**ENTRIES SHOWN**
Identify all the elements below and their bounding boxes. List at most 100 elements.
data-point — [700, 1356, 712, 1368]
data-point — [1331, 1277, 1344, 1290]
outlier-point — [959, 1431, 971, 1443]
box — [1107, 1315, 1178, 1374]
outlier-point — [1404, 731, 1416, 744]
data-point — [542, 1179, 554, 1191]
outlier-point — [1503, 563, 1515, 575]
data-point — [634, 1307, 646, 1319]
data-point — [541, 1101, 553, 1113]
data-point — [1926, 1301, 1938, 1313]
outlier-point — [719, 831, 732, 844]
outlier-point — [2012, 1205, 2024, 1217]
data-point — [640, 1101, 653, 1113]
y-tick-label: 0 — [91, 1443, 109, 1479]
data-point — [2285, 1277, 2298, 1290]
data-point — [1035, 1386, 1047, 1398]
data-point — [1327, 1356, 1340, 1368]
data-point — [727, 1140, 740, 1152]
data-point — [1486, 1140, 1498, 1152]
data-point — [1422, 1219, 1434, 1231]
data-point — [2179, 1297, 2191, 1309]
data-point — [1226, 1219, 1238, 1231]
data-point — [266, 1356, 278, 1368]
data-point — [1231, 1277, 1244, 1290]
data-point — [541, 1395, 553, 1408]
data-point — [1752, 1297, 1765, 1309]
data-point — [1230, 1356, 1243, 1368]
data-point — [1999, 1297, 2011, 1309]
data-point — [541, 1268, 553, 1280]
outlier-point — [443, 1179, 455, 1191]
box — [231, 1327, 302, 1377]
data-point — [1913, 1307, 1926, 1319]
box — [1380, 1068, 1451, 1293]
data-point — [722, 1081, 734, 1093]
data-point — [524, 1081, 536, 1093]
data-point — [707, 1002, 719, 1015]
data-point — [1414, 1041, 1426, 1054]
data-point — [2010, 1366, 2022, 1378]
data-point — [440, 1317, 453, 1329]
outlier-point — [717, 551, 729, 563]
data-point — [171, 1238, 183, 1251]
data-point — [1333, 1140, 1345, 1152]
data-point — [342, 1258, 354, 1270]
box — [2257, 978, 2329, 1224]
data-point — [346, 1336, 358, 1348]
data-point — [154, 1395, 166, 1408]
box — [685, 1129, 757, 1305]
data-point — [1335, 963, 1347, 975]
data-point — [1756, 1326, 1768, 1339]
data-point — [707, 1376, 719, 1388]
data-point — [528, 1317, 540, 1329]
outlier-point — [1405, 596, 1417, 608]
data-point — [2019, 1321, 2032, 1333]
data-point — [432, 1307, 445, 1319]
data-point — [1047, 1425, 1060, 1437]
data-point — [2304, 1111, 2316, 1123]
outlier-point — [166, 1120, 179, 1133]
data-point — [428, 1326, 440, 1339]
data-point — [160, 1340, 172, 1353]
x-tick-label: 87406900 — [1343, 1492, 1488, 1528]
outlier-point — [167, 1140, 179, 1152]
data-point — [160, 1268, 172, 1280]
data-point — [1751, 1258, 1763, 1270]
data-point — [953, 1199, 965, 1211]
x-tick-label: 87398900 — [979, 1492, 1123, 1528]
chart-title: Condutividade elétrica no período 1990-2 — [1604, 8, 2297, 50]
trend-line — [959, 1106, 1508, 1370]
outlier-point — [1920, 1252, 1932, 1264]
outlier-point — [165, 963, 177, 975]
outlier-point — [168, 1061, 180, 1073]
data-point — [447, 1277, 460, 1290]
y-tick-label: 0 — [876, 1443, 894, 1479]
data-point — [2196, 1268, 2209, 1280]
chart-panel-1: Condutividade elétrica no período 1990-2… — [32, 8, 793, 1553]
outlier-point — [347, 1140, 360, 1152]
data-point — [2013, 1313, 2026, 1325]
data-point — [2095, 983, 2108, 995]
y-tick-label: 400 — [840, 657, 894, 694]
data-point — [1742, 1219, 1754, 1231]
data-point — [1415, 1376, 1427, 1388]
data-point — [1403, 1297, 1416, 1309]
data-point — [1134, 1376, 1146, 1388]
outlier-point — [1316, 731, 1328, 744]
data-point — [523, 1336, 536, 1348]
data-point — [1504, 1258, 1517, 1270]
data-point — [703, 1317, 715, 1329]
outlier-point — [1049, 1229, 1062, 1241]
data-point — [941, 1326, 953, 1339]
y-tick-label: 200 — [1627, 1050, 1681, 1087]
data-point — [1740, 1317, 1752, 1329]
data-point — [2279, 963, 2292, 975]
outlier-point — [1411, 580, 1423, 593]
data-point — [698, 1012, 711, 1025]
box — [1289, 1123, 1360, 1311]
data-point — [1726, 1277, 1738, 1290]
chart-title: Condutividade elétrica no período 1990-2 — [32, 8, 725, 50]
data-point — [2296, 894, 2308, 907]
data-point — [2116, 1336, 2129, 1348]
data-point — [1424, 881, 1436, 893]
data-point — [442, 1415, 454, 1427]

==

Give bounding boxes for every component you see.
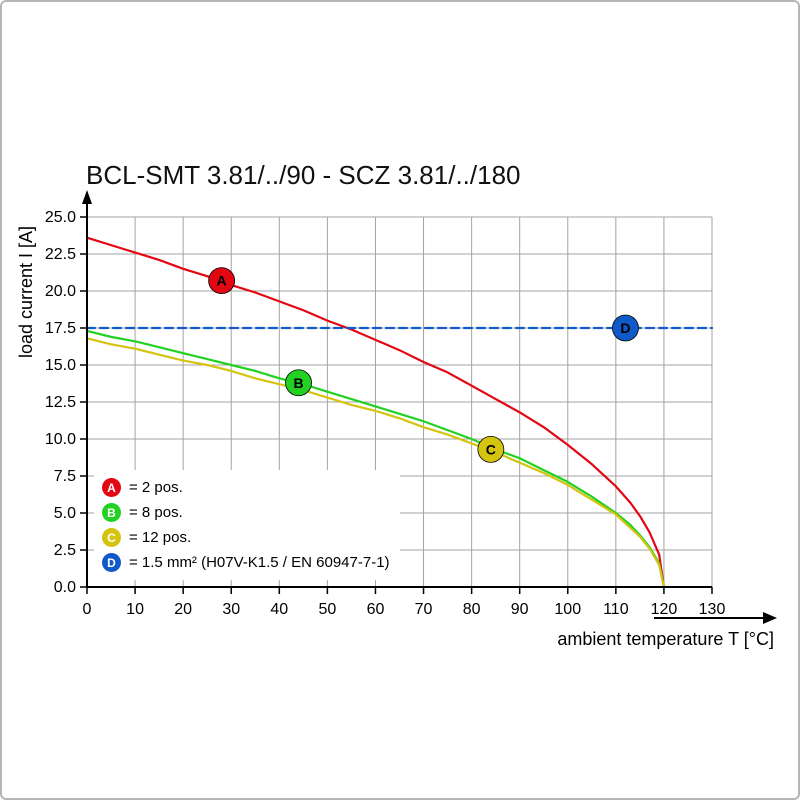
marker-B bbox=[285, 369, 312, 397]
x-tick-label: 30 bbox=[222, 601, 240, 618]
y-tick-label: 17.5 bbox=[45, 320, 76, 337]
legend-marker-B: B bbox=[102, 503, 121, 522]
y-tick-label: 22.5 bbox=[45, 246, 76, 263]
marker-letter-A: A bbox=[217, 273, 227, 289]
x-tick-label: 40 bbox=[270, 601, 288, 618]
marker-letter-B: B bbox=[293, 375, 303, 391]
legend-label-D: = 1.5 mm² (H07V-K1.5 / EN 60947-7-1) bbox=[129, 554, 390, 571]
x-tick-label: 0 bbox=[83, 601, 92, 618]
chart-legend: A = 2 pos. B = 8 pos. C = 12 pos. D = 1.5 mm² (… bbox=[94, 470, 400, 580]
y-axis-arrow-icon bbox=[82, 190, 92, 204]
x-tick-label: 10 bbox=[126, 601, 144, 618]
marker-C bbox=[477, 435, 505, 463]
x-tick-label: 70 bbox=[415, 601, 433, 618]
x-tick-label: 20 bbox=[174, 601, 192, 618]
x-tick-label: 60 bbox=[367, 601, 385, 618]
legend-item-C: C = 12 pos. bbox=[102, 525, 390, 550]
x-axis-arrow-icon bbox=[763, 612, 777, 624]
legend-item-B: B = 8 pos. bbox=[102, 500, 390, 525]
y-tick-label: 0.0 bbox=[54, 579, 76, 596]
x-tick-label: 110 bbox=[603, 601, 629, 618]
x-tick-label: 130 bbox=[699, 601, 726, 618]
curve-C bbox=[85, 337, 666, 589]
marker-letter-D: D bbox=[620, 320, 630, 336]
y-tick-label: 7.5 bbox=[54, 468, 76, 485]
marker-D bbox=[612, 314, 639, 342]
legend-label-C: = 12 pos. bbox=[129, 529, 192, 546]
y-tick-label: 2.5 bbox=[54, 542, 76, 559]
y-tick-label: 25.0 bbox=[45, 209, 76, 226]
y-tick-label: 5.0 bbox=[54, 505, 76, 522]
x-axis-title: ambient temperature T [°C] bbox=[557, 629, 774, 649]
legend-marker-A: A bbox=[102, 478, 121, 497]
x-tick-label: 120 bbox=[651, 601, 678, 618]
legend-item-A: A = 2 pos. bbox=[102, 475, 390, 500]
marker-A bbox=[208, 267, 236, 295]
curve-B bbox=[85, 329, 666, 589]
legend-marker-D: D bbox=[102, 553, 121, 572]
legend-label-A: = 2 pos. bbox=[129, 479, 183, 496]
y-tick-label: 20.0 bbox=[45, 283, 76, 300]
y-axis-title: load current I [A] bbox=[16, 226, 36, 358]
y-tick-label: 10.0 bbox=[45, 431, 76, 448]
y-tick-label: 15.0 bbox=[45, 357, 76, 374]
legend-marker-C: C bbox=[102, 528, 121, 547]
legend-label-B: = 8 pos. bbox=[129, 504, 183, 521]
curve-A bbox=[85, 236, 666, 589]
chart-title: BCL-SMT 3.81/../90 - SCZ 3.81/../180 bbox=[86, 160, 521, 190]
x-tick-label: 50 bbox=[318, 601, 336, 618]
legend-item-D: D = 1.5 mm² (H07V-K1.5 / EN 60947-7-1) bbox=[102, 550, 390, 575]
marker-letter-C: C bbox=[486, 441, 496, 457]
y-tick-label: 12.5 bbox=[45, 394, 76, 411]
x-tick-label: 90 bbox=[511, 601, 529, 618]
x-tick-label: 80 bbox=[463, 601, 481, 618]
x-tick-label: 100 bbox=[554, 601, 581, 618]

---

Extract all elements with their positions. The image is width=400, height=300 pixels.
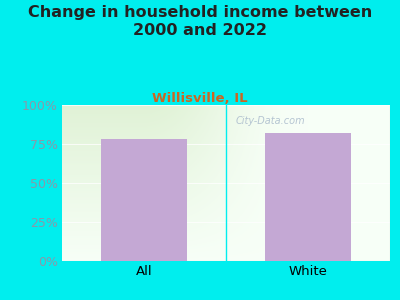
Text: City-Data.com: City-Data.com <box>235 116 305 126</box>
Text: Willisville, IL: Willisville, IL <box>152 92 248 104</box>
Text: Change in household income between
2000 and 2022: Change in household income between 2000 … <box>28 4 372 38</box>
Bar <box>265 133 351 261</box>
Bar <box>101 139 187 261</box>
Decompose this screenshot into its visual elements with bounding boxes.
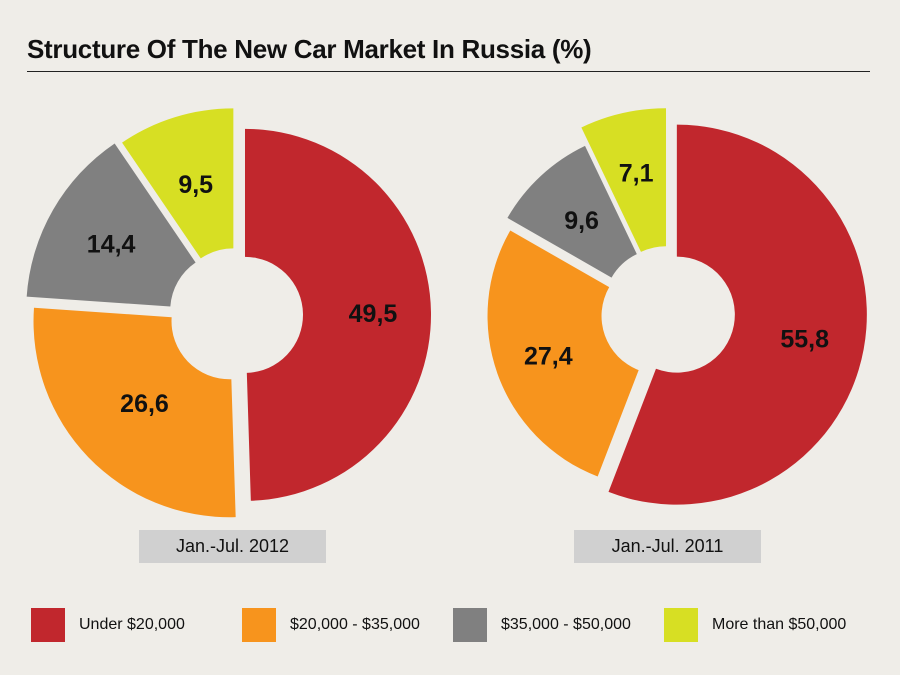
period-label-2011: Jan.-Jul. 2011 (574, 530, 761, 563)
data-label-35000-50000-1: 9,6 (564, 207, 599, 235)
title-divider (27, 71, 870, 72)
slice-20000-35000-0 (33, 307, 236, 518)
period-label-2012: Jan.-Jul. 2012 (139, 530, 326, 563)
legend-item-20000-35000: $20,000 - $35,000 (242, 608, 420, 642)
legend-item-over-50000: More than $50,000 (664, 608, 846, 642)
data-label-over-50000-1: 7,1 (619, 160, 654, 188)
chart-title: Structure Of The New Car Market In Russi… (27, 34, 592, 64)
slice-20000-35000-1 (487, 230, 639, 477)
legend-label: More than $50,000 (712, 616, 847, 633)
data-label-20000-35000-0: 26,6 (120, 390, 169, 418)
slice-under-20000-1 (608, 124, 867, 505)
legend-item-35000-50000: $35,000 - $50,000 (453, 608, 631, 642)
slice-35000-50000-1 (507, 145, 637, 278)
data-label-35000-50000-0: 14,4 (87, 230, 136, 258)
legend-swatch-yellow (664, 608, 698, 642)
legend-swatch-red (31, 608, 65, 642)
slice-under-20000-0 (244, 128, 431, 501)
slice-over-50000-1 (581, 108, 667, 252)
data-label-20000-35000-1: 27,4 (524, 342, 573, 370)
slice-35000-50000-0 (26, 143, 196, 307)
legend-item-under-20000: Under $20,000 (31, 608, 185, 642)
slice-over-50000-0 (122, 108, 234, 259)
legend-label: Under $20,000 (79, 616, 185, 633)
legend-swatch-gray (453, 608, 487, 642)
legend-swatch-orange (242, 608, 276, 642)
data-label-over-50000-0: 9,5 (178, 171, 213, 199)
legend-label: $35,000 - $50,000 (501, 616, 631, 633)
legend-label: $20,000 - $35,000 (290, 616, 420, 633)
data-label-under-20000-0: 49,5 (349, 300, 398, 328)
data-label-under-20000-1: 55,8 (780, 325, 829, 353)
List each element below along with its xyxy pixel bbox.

**GIVEN TASK**
Transcribe everything from the line that contains "Text: City-Data.com: City-Data.com" down to the line that contains "Decompose this screenshot", both of those lines included.

**COMPLETED EXERCISE**
Text: City-Data.com: City-Data.com <box>235 116 305 126</box>
Text: Willisville, IL: Willisville, IL <box>152 92 248 104</box>
Text: Change in household income between
2000 and 2022: Change in household income between 2000 … <box>28 4 372 38</box>
Bar <box>265 133 351 261</box>
Bar <box>101 139 187 261</box>
Decompose this screenshot into its visual elements with bounding boxes.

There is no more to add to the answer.